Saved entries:
- - - -
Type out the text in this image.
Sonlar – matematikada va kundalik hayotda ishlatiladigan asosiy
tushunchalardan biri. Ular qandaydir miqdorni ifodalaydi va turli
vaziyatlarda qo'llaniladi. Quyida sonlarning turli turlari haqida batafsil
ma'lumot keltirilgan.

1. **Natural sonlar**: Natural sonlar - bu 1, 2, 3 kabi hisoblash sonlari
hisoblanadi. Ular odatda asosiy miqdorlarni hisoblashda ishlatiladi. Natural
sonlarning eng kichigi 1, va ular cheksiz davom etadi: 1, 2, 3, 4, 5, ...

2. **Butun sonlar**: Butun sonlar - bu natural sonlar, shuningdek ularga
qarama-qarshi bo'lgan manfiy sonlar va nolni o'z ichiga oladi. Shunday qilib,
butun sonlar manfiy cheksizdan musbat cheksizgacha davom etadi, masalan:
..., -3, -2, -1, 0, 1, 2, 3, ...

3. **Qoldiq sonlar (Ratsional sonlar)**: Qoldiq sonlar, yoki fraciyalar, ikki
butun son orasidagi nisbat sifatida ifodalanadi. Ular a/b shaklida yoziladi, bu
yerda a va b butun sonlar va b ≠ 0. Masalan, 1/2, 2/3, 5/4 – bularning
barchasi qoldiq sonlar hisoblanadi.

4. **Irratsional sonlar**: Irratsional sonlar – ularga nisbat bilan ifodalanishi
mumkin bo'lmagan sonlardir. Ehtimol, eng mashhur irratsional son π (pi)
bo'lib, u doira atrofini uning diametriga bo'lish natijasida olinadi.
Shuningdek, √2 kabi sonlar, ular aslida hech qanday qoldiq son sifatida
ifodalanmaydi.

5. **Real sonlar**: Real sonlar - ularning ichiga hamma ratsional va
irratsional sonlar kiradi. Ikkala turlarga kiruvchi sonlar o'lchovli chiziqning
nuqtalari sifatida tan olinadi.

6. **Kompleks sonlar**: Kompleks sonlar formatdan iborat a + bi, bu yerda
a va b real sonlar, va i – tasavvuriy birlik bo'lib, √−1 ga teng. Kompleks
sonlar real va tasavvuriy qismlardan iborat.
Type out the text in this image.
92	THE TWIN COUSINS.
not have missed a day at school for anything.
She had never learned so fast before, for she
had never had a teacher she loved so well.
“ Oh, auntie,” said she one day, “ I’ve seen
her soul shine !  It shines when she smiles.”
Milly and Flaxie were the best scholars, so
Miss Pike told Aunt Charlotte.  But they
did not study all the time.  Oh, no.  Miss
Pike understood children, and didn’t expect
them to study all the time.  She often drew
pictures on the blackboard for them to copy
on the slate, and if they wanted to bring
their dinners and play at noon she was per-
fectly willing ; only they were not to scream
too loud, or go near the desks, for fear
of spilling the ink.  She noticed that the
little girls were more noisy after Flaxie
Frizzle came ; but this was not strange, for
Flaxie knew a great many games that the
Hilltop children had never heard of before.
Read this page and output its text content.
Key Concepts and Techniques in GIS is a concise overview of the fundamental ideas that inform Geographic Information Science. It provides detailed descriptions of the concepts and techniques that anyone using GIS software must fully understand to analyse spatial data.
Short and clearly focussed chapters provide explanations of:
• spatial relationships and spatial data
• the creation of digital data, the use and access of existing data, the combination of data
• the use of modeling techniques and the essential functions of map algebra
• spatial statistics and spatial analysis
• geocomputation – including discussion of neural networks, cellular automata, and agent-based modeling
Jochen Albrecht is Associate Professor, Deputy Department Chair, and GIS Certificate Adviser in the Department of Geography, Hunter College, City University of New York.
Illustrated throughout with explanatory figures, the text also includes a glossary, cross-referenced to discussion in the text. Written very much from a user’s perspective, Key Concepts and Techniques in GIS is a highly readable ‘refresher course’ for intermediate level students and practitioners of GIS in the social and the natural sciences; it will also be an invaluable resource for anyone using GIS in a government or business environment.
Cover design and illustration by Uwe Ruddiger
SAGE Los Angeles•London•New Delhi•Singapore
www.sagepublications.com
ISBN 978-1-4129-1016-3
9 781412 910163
- - - -
Write down all the entries again without a single difference.

Type out the text in this image.
Sonlar – matematikada va kundalik hayotda ishlatiladigan asosiy
tushunchalardan biri. Ular qandaydir miqdorni ifodalaydi va turli
vaziyatlarda qo'llaniladi. Quyida sonlarning turli turlari haqida batafsil
ma'lumot keltirilgan.

1. **Natural sonlar**: Natural sonlar - bu 1, 2, 3 kabi hisoblash sonlari
hisoblanadi. Ular odatda asosiy miqdorlarni hisoblashda ishlatiladi. Natural
sonlarning eng kichigi 1, va ular cheksiz davom etadi: 1, 2, 3, 4, 5, ...

2. **Butun sonlar**: Butun sonlar - bu natural sonlar, shuningdek ularga
qarama-qarshi bo'lgan manfiy sonlar va nolni o'z ichiga oladi. Shunday qilib,
butun sonlar manfiy cheksizdan musbat cheksizgacha davom etadi, masalan:
..., -3, -2, -1, 0, 1, 2, 3, ...

3. **Qoldiq sonlar (Ratsional sonlar)**: Qoldiq sonlar, yoki fraciyalar, ikki
butun son orasidagi nisbat sifatida ifodalanadi. Ular a/b shaklida yoziladi, bu
yerda a va b butun sonlar va b ≠ 0. Masalan, 1/2, 2/3, 5/4 – bularning
barchasi qoldiq sonlar hisoblanadi.

4. **Irratsional sonlar**: Irratsional sonlar – ularga nisbat bilan ifodalanishi
mumkin bo'lmagan sonlardir. Ehtimol, eng mashhur irratsional son π (pi)
bo'lib, u doira atrofini uning diametriga bo'lish natijasida olinadi.
Shuningdek, √2 kabi sonlar, ular aslida hech qanday qoldiq son sifatida
ifodalanmaydi.

5. **Real sonlar**: Real sonlar - ularning ichiga hamma ratsional va
irratsional sonlar kiradi. Ikkala turlarga kiruvchi sonlar o'lchovli chiziqning
nuqtalari sifatida tan olinadi.

6. **Kompleks sonlar**: Kompleks sonlar formatdan iborat a + bi, bu yerda
a va b real sonlar, va i – tasavvuriy birlik bo'lib, √−1 ga teng. Kompleks
sonlar real va tasavvuriy qismlardan iborat.
Type out the text in this image.
92	THE TWIN COUSINS.
not have missed a day at school for anything.
She had never learned so fast before, for she
had never had a teacher she loved so well.
“ Oh, auntie,” said she one day, “ I’ve seen
her soul shine !  It shines when she smiles.”
Milly and Flaxie were the best scholars, so
Miss Pike told Aunt Charlotte.  But they
did not study all the time.  Oh, no.  Miss
Pike understood children, and didn’t expect
them to study all the time.  She often drew
pictures on the blackboard for them to copy
on the slate, and if they wanted to bring
their dinners and play at noon she was per-
fectly willing ; only they were not to scream
too loud, or go near the desks, for fear
of spilling the ink.  She noticed that the
little girls were more noisy after Flaxie
Frizzle came ; but this was not strange, for
Flaxie knew a great many games that the
Hilltop children had never heard of before.
Read this page and output its text content.
Key Concepts and Techniques in GIS is a concise overview of the fundamental ideas that inform Geographic Information Science. It provides detailed descriptions of the concepts and techniques that anyone using GIS software must fully understand to analyse spatial data.
Short and clearly focussed chapters provide explanations of:
• spatial relationships and spatial data
• the creation of digital data, the use and access of existing data, the combination of data
• the use of modeling techniques and the essential functions of map algebra
• spatial statistics and spatial analysis
• geocomputation – including discussion of neural networks, cellular automata, and agent-based modeling
Jochen Albrecht is Associate Professor, Deputy Department Chair, and GIS Certificate Adviser in the Department of Geography, Hunter College, City University of New York.
Illustrated throughout with explanatory figures, the text also includes a glossary, cross-referenced to discussion in the text. Written very much from a user’s perspective, Key Concepts and Techniques in GIS is a highly readable ‘refresher course’ for intermediate level students and practitioners of GIS in the social and the natural sciences; it will also be an invaluable resource for anyone using GIS in a government or business environment.
Cover design and illustration by Uwe Ruddiger
SAGE Los Angeles•London•New Delhi•Singapore
www.sagepublications.com
ISBN 978-1-4129-1016-3
9 781412 910163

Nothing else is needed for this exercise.